§ THE REQUEST: Copy the entries below exactly, from the line containing "candle-body-up <box>448 448 452 469</box>" down to the line containing "volume-bar <box>536 829 540 863</box>", including both of those lines.

###

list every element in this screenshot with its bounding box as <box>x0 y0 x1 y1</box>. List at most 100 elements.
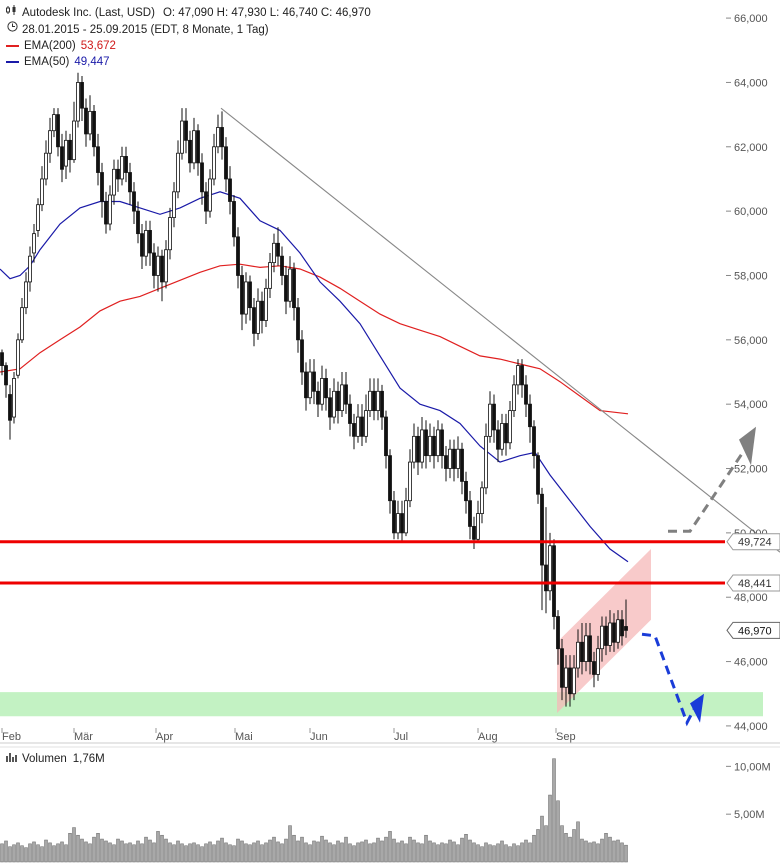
candle-body-up <box>448 448 452 469</box>
candle <box>556 610 560 665</box>
volume-bar <box>564 833 568 863</box>
volume-bar <box>264 842 268 863</box>
volume-bar <box>384 836 388 863</box>
volume-bar <box>72 827 76 863</box>
candle-body-up <box>616 619 620 643</box>
volume-bar <box>600 838 604 863</box>
candle-body-up <box>36 204 40 231</box>
volume-bar <box>544 825 548 863</box>
candle-body-up <box>596 648 600 675</box>
volume-bar <box>192 842 196 863</box>
ema50-line <box>0 191 629 563</box>
volume-bar <box>0 843 4 863</box>
x-tick-label: Apr <box>156 731 173 743</box>
volume-bar <box>536 829 540 863</box>
candle <box>112 159 116 205</box>
candle <box>220 111 224 160</box>
candle <box>228 166 232 215</box>
candle-body-down <box>0 352 4 366</box>
volume-bar <box>336 840 340 863</box>
volume-bar <box>120 840 124 863</box>
candle-body-down <box>284 275 288 302</box>
candle-body-up <box>32 233 36 254</box>
candle <box>12 372 16 424</box>
candle <box>264 278 268 327</box>
volume-bar <box>244 843 248 863</box>
candle-body-down <box>316 390 320 405</box>
candle <box>380 384 384 430</box>
candle <box>592 651 596 688</box>
candle-body-up <box>268 262 272 289</box>
candle-body-up <box>112 168 116 196</box>
candle-body-down <box>224 146 228 180</box>
candle-body-up <box>364 410 368 437</box>
candle-body-up <box>176 152 180 193</box>
volume-bar <box>608 836 612 863</box>
volume-bar <box>288 825 292 863</box>
candle <box>84 98 88 147</box>
candle-body-down <box>232 201 236 238</box>
candle <box>20 298 24 344</box>
chart-background-layer <box>0 548 780 748</box>
rising-channel <box>557 548 651 714</box>
bar-chart-icon <box>6 752 18 765</box>
volume-bar <box>284 838 288 863</box>
candle <box>524 375 528 418</box>
candle <box>48 117 52 163</box>
volume-bar <box>344 836 348 863</box>
legend-ema50-row[interactable]: EMA(50) 49,447 <box>6 54 371 70</box>
y-tick-label: 54,000 <box>734 399 768 411</box>
candle <box>416 426 420 475</box>
chart-legend: Autodesk Inc. (Last, USD) O: 47,090 H: 4… <box>6 5 371 70</box>
candle-body-down <box>92 110 96 148</box>
volume-bar <box>292 834 296 863</box>
volume-bar <box>568 836 572 863</box>
candle <box>428 423 432 463</box>
candle-body-down <box>372 390 376 412</box>
candle <box>488 391 492 443</box>
candle <box>404 487 408 537</box>
candle <box>272 233 276 273</box>
volume-bar <box>312 840 316 863</box>
candle <box>256 288 260 340</box>
legend-ema200-row[interactable]: EMA(200) 53,672 <box>6 38 371 54</box>
candle-body-up <box>572 667 576 695</box>
volume-bar <box>68 833 72 863</box>
y-tick-label: 58,000 <box>734 270 768 282</box>
candle-body-down <box>568 667 572 695</box>
candle <box>388 449 392 514</box>
volume-bar <box>128 842 132 863</box>
candle <box>464 471 468 514</box>
candle-body-down <box>492 403 496 431</box>
volume-bar <box>152 842 156 863</box>
candle <box>240 265 244 331</box>
candle-body-up <box>408 461 412 502</box>
volume-bar <box>100 838 104 863</box>
candle-body-down <box>296 307 300 341</box>
candle <box>96 133 100 186</box>
volume-legend: Volumen 1,76M <box>6 752 105 765</box>
candle <box>596 635 600 681</box>
volume-bar <box>532 834 536 863</box>
candle <box>320 365 324 411</box>
support-zone <box>0 692 763 717</box>
candle <box>364 394 368 443</box>
candle <box>316 381 320 418</box>
candle <box>296 298 300 353</box>
candlestick-icon <box>6 5 18 21</box>
volume-bar <box>484 842 488 863</box>
candle <box>336 381 340 424</box>
candle-body-down <box>204 191 208 212</box>
candle <box>536 452 540 504</box>
volume-bar <box>604 833 608 863</box>
candle-body-down <box>520 365 524 386</box>
volume-bar <box>176 840 180 863</box>
candle-body-down <box>160 255 164 283</box>
candle <box>200 153 204 205</box>
candle-body-down <box>8 394 12 421</box>
candle <box>24 272 28 315</box>
volume-label: Volumen <box>22 752 67 765</box>
candle <box>276 227 280 266</box>
candle <box>400 500 404 543</box>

###

§ TASK OUTPUT:
candle-body-up <box>448 448 452 469</box>
candle <box>556 610 560 665</box>
volume-bar <box>564 833 568 863</box>
volume-bar <box>264 842 268 863</box>
volume-bar <box>384 836 388 863</box>
volume-bar <box>72 827 76 863</box>
candle-body-up <box>616 619 620 643</box>
volume-bar <box>600 838 604 863</box>
candle-body-up <box>36 204 40 231</box>
volume-bar <box>544 825 548 863</box>
candle-body-up <box>596 648 600 675</box>
volume-bar <box>192 842 196 863</box>
ema50-line <box>0 191 629 563</box>
volume-bar <box>0 843 4 863</box>
x-tick-label: Apr <box>156 731 173 743</box>
volume-bar <box>536 829 540 863</box>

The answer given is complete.